▶ _Excerpt from a dataset_:
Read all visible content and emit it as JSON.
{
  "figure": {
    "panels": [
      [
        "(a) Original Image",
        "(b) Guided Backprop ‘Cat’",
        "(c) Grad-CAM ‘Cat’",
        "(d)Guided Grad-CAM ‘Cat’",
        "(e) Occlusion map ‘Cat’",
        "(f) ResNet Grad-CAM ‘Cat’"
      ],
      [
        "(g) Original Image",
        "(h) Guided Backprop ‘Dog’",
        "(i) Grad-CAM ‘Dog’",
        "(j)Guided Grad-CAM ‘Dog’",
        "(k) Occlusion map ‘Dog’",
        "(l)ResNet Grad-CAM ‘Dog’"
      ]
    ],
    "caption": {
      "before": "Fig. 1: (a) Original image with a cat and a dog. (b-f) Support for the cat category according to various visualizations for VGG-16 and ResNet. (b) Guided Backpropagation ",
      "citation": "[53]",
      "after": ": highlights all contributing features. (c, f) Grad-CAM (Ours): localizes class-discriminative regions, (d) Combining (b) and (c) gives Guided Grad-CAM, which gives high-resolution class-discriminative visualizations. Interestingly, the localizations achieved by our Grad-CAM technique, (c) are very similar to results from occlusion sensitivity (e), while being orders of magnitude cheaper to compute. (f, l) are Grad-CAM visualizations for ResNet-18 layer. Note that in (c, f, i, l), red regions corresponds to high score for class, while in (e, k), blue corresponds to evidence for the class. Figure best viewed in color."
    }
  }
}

▶ _Exercise_: Copy all lines from the material that include "Grad".

▶ _Reply to the task_:
        "(c) Grad-CAM ‘Cat’",
        "(d)Guided Grad-CAM ‘Cat’",
        "(f) ResNet Grad-CAM ‘Cat’"
        "(i) Grad-CAM ‘Dog’",
        "(j)Guided Grad-CAM ‘Dog’",
        "(l)ResNet Grad-CAM ‘Dog’"
      "after": ": highlights all contributing features. (c, f) Grad-CAM (Ours): localizes class-discriminative regions, (d) Combining (b) and (c) gives Guided Grad-CAM, which gives high-resolution class-discriminative visualizations. Interestingly, the localizations achieved by our Grad-CAM technique, (c) are very similar to results from occlusion sensitivity (e), while being orders of magnitude cheaper to compute. (f, l) are Grad-CAM visualizations for ResNet-18 layer. Note that in (c, f, i, l), red regions corresponds to high score for class, while in (e, k), blue corresponds to evidence for the class. Figure best viewed in color."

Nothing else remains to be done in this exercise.